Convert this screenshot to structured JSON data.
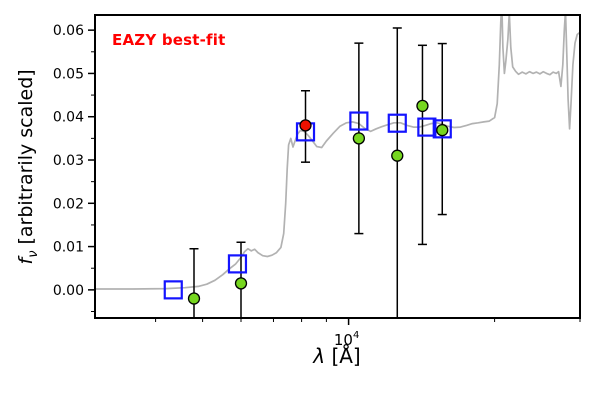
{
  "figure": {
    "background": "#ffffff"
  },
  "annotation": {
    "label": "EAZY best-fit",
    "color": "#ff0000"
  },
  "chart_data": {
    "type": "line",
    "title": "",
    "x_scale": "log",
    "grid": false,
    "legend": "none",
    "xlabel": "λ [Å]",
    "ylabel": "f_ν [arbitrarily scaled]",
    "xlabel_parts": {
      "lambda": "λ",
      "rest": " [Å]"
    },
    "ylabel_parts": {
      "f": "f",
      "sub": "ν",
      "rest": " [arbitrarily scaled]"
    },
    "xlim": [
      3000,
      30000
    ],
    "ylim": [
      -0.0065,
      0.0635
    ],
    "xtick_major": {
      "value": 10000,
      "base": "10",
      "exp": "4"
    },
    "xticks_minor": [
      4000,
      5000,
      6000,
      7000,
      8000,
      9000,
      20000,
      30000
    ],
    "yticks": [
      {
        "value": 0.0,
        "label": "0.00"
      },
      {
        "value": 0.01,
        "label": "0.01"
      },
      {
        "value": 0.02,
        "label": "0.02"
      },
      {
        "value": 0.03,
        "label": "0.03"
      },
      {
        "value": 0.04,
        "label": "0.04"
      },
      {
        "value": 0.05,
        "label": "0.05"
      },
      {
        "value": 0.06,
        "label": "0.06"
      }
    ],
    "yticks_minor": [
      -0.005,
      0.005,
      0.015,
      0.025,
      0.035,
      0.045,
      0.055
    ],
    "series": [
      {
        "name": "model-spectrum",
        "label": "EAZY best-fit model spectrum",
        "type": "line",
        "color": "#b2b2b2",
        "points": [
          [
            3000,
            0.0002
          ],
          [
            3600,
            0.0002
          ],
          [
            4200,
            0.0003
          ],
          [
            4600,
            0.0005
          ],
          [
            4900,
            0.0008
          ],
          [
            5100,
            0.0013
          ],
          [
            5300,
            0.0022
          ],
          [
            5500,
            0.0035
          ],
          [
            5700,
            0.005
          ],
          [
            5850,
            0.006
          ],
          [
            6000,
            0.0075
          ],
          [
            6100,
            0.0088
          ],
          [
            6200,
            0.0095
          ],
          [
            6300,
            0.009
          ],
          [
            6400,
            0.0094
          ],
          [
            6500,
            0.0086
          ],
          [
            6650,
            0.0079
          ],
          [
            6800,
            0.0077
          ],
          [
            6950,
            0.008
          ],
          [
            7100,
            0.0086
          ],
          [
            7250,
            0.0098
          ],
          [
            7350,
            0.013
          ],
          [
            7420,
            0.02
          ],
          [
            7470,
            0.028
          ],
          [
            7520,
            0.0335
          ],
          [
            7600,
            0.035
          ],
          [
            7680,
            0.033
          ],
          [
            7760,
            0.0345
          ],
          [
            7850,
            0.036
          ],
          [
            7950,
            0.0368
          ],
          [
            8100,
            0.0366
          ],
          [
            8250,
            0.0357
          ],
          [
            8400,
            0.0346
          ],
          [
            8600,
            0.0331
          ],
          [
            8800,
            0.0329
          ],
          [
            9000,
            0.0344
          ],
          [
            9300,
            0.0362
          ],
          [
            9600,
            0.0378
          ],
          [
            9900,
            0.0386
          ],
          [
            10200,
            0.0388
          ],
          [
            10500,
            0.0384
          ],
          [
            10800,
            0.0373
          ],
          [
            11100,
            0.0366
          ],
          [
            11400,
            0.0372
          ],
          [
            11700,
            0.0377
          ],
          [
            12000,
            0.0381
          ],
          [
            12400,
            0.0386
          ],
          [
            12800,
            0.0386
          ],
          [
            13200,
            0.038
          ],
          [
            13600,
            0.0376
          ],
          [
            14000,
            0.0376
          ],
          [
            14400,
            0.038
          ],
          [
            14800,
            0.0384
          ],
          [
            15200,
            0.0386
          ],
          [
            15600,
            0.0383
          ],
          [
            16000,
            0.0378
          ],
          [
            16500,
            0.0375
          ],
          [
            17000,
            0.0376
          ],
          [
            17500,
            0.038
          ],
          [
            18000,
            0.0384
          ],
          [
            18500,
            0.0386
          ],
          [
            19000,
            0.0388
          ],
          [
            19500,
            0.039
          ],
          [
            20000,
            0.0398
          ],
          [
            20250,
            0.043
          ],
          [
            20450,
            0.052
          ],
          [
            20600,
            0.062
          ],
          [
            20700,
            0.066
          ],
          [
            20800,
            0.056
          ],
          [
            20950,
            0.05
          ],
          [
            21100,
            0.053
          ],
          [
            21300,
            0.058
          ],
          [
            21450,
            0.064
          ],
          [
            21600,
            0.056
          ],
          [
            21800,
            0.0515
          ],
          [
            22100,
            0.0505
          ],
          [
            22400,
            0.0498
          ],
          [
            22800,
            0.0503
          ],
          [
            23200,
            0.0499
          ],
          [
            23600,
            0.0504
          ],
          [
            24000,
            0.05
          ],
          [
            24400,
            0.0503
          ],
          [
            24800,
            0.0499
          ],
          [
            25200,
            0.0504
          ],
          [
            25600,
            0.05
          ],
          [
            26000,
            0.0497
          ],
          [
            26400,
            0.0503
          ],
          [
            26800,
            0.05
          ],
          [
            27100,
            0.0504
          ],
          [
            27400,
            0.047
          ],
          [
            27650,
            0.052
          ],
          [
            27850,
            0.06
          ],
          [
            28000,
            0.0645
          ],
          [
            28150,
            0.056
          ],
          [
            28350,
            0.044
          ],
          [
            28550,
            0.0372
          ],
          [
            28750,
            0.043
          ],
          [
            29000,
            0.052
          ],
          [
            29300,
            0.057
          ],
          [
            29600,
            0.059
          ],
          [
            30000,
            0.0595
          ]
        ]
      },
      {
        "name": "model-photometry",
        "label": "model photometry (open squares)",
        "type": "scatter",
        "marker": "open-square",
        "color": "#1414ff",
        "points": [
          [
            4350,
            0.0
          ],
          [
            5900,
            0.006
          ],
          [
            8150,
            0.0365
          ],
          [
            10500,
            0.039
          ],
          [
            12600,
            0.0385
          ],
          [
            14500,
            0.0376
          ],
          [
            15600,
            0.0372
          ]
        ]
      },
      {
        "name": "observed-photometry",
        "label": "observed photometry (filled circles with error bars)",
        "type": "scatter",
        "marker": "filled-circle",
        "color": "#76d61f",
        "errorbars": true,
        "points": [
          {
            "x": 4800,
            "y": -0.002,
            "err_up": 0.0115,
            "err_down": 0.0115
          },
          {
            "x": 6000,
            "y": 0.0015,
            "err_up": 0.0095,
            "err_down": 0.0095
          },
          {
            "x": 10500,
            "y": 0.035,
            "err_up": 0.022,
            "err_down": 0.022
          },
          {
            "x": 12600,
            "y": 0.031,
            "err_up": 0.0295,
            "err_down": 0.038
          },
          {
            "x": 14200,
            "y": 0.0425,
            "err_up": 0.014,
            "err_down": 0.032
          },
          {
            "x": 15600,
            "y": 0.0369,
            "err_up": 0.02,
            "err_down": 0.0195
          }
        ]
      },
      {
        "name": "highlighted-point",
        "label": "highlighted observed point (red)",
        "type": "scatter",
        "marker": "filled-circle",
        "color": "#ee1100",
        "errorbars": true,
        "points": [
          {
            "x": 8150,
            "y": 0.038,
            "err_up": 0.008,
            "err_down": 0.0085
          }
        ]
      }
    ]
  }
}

Your task =
Except for the pictures, copy the material above exactly.

Correct output =
Convert this screenshot to structured JSON data.
{
  "figure": {
    "background": "#ffffff"
  },
  "annotation": {
    "label": "EAZY best-fit",
    "color": "#ff0000"
  },
  "chart_data": {
    "type": "line",
    "title": "",
    "x_scale": "log",
    "grid": false,
    "legend": "none",
    "xlabel": "λ [Å]",
    "ylabel": "f_ν [arbitrarily scaled]",
    "xlabel_parts": {
      "lambda": "λ",
      "rest": " [Å]"
    },
    "ylabel_parts": {
      "f": "f",
      "sub": "ν",
      "rest": " [arbitrarily scaled]"
    },
    "xlim": [
      3000,
      30000
    ],
    "ylim": [
      -0.0065,
      0.0635
    ],
    "xtick_major": {
      "value": 10000,
      "base": "10",
      "exp": "4"
    },
    "xticks_minor": [
      4000,
      5000,
      6000,
      7000,
      8000,
      9000,
      20000,
      30000
    ],
    "yticks": [
      {
        "value": 0.0,
        "label": "0.00"
      },
      {
        "value": 0.01,
        "label": "0.01"
      },
      {
        "value": 0.02,
        "label": "0.02"
      },
      {
        "value": 0.03,
        "label": "0.03"
      },
      {
        "value": 0.04,
        "label": "0.04"
      },
      {
        "value": 0.05,
        "label": "0.05"
      },
      {
        "value": 0.06,
        "label": "0.06"
      }
    ],
    "yticks_minor": [
      -0.005,
      0.005,
      0.015,
      0.025,
      0.035,
      0.045,
      0.055
    ],
    "series": [
      {
        "name": "model-spectrum",
        "label": "EAZY best-fit model spectrum",
        "type": "line",
        "color": "#b2b2b2",
        "points": [
          [
            3000,
            0.0002
          ],
          [
            3600,
            0.0002
          ],
          [
            4200,
            0.0003
          ],
          [
            4600,
            0.0005
          ],
          [
            4900,
            0.0008
          ],
          [
            5100,
            0.0013
          ],
          [
            5300,
            0.0022
          ],
          [
            5500,
            0.0035
          ],
          [
            5700,
            0.005
          ],
          [
            5850,
            0.006
          ],
          [
            6000,
            0.0075
          ],
          [
            6100,
            0.0088
          ],
          [
            6200,
            0.0095
          ],
          [
            6300,
            0.009
          ],
          [
            6400,
            0.0094
          ],
          [
            6500,
            0.0086
          ],
          [
            6650,
            0.0079
          ],
          [
            6800,
            0.0077
          ],
          [
            6950,
            0.008
          ],
          [
            7100,
            0.0086
          ],
          [
            7250,
            0.0098
          ],
          [
            7350,
            0.013
          ],
          [
            7420,
            0.02
          ],
          [
            7470,
            0.028
          ],
          [
            7520,
            0.0335
          ],
          [
            7600,
            0.035
          ],
          [
            7680,
            0.033
          ],
          [
            7760,
            0.0345
          ],
          [
            7850,
            0.036
          ],
          [
            7950,
            0.0368
          ],
          [
            8100,
            0.0366
          ],
          [
            8250,
            0.0357
          ],
          [
            8400,
            0.0346
          ],
          [
            8600,
            0.0331
          ],
          [
            8800,
            0.0329
          ],
          [
            9000,
            0.0344
          ],
          [
            9300,
            0.0362
          ],
          [
            9600,
            0.0378
          ],
          [
            9900,
            0.0386
          ],
          [
            10200,
            0.0388
          ],
          [
            10500,
            0.0384
          ],
          [
            10800,
            0.0373
          ],
          [
            11100,
            0.0366
          ],
          [
            11400,
            0.0372
          ],
          [
            11700,
            0.0377
          ],
          [
            12000,
            0.0381
          ],
          [
            12400,
            0.0386
          ],
          [
            12800,
            0.0386
          ],
          [
            13200,
            0.038
          ],
          [
            13600,
            0.0376
          ],
          [
            14000,
            0.0376
          ],
          [
            14400,
            0.038
          ],
          [
            14800,
            0.0384
          ],
          [
            15200,
            0.0386
          ],
          [
            15600,
            0.0383
          ],
          [
            16000,
            0.0378
          ],
          [
            16500,
            0.0375
          ],
          [
            17000,
            0.0376
          ],
          [
            17500,
            0.038
          ],
          [
            18000,
            0.0384
          ],
          [
            18500,
            0.0386
          ],
          [
            19000,
            0.0388
          ],
          [
            19500,
            0.039
          ],
          [
            20000,
            0.0398
          ],
          [
            20250,
            0.043
          ],
          [
            20450,
            0.052
          ],
          [
            20600,
            0.062
          ],
          [
            20700,
            0.066
          ],
          [
            20800,
            0.056
          ],
          [
            20950,
            0.05
          ],
          [
            21100,
            0.053
          ],
          [
            21300,
            0.058
          ],
          [
            21450,
            0.064
          ],
          [
            21600,
            0.056
          ],
          [
            21800,
            0.0515
          ],
          [
            22100,
            0.0505
          ],
          [
            22400,
            0.0498
          ],
          [
            22800,
            0.0503
          ],
          [
            23200,
            0.0499
          ],
          [
            23600,
            0.0504
          ],
          [
            24000,
            0.05
          ],
          [
            24400,
            0.0503
          ],
          [
            24800,
            0.0499
          ],
          [
            25200,
            0.0504
          ],
          [
            25600,
            0.05
          ],
          [
            26000,
            0.0497
          ],
          [
            26400,
            0.0503
          ],
          [
            26800,
            0.05
          ],
          [
            27100,
            0.0504
          ],
          [
            27400,
            0.047
          ],
          [
            27650,
            0.052
          ],
          [
            27850,
            0.06
          ],
          [
            28000,
            0.0645
          ],
          [
            28150,
            0.056
          ],
          [
            28350,
            0.044
          ],
          [
            28550,
            0.0372
          ],
          [
            28750,
            0.043
          ],
          [
            29000,
            0.052
          ],
          [
            29300,
            0.057
          ],
          [
            29600,
            0.059
          ],
          [
            30000,
            0.0595
          ]
        ]
      },
      {
        "name": "model-photometry",
        "label": "model photometry (open squares)",
        "type": "scatter",
        "marker": "open-square",
        "color": "#1414ff",
        "points": [
          [
            4350,
            0.0
          ],
          [
            5900,
            0.006
          ],
          [
            8150,
            0.0365
          ],
          [
            10500,
            0.039
          ],
          [
            12600,
            0.0385
          ],
          [
            14500,
            0.0376
          ],
          [
            15600,
            0.0372
          ]
        ]
      },
      {
        "name": "observed-photometry",
        "label": "observed photometry (filled circles with error bars)",
        "type": "scatter",
        "marker": "filled-circle",
        "color": "#76d61f",
        "errorbars": true,
        "points": [
          {
            "x": 4800,
            "y": -0.002,
            "err_up": 0.0115,
            "err_down": 0.0115
          },
          {
            "x": 6000,
            "y": 0.0015,
            "err_up": 0.0095,
            "err_down": 0.0095
          },
          {
            "x": 10500,
            "y": 0.035,
            "err_up": 0.022,
            "err_down": 0.022
          },
          {
            "x": 12600,
            "y": 0.031,
            "err_up": 0.0295,
            "err_down": 0.038
          },
          {
            "x": 14200,
            "y": 0.0425,
            "err_up": 0.014,
            "err_down": 0.032
          },
          {
            "x": 15600,
            "y": 0.0369,
            "err_up": 0.02,
            "err_down": 0.0195
          }
        ]
      },
      {
        "name": "highlighted-point",
        "label": "highlighted observed point (red)",
        "type": "scatter",
        "marker": "filled-circle",
        "color": "#ee1100",
        "errorbars": true,
        "points": [
          {
            "x": 8150,
            "y": 0.038,
            "err_up": 0.008,
            "err_down": 0.0085
          }
        ]
      }
    ]
  }
}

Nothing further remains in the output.